>> start

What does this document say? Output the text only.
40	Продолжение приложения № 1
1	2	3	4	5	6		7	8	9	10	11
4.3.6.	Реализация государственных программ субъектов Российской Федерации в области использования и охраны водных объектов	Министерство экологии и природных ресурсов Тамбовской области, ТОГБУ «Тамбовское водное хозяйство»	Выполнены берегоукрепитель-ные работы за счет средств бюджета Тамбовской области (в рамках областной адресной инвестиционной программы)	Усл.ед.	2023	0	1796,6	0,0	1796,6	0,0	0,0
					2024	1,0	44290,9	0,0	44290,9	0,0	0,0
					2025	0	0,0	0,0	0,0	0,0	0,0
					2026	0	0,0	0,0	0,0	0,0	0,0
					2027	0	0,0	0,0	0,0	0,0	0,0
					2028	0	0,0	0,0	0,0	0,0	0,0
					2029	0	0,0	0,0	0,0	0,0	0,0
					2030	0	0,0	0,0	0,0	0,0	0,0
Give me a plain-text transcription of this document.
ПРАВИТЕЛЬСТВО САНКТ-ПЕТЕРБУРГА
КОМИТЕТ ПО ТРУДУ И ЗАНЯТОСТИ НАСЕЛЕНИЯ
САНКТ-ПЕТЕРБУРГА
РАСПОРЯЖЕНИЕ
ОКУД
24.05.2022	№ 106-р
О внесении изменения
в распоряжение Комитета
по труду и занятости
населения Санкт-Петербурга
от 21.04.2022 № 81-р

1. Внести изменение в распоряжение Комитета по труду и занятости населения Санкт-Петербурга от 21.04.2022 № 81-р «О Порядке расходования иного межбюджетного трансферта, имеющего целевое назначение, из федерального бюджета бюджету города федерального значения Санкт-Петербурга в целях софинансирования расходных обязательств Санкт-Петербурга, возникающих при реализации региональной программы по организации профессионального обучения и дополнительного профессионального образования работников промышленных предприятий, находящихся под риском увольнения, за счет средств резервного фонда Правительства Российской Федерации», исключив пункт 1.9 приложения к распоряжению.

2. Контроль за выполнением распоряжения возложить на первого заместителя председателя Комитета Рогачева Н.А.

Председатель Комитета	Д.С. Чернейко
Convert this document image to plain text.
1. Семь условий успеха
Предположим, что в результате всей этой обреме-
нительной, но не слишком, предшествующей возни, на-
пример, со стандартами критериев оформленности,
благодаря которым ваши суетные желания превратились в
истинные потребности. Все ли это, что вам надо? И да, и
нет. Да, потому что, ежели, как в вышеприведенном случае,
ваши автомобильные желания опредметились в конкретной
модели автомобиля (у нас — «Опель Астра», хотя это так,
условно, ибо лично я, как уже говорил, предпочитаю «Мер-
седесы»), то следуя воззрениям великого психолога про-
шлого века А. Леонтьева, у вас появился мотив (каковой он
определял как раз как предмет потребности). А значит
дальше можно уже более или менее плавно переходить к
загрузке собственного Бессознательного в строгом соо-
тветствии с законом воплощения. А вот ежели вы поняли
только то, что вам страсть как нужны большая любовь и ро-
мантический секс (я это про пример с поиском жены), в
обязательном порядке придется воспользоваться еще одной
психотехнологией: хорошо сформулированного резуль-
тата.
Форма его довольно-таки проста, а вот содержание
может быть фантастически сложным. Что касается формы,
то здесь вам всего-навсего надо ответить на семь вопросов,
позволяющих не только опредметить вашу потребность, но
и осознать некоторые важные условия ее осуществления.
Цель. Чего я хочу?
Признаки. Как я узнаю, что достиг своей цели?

>> end

• **WORK TO BE COMPLETED**: Tally the lines of the records holding the word "желания", then state only the tally.

• **SOLVED PROBLEM**: 2